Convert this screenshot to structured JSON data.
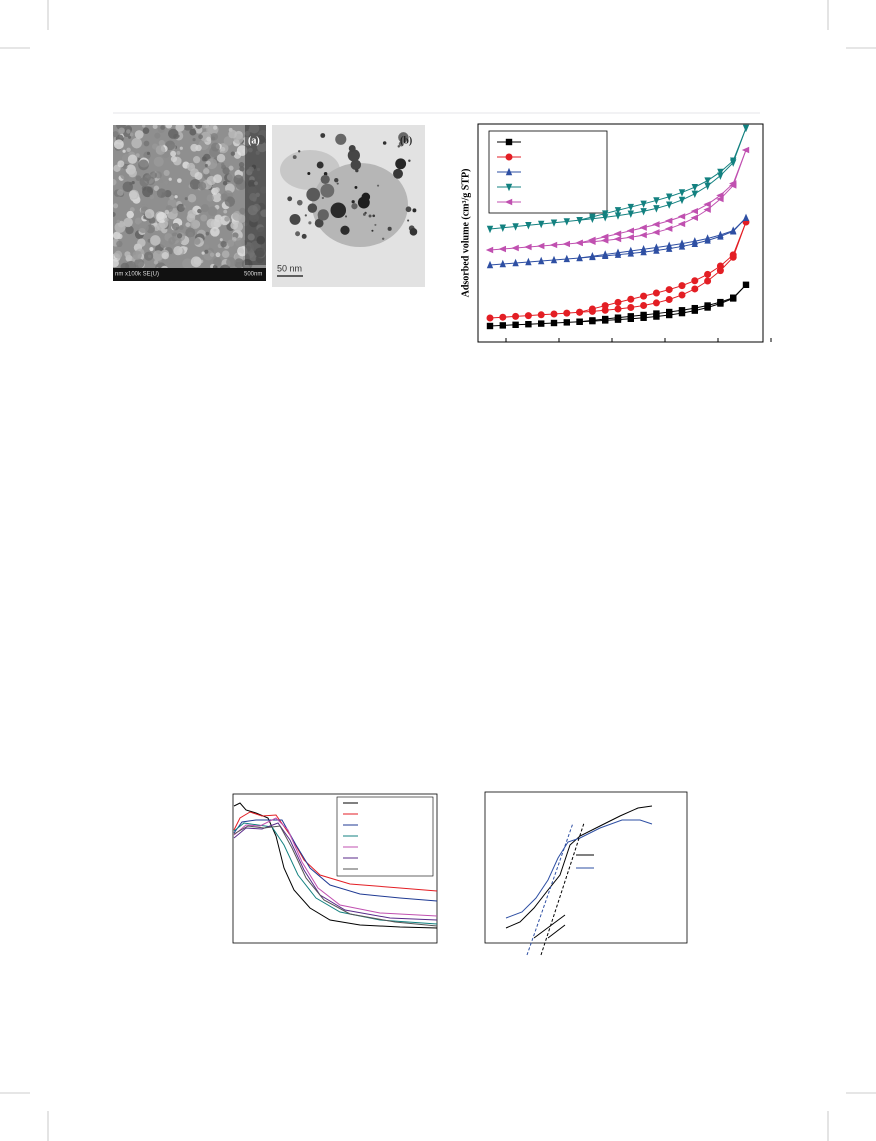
{
  "figure_top": {
    "panel_a": {
      "label": "(a)",
      "info_text": "nm x100k SE(U)",
      "scale_text": "500nm"
    },
    "panel_b": {
      "label": "(b)",
      "scale_text": "50 nm"
    },
    "isotherm": {
      "y_axis_label": "Adsorbed volume (cm³/g STP)"
    }
  }
}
────────────────────────────────────────
▶ _Work to complete_
Transcribe the whole listing exactly. Pictures stay out of your copy.

▶ _Answer to this task_
Convert this screenshot to structured JSON data.
{
  "figure_top": {
    "panel_a": {
      "label": "(a)",
      "info_text": "nm x100k SE(U)",
      "scale_text": "500nm"
    },
    "panel_b": {
      "label": "(b)",
      "scale_text": "50 nm"
    },
    "isotherm": {
      "y_axis_label": "Adsorbed volume (cm³/g STP)"
    }
  }
}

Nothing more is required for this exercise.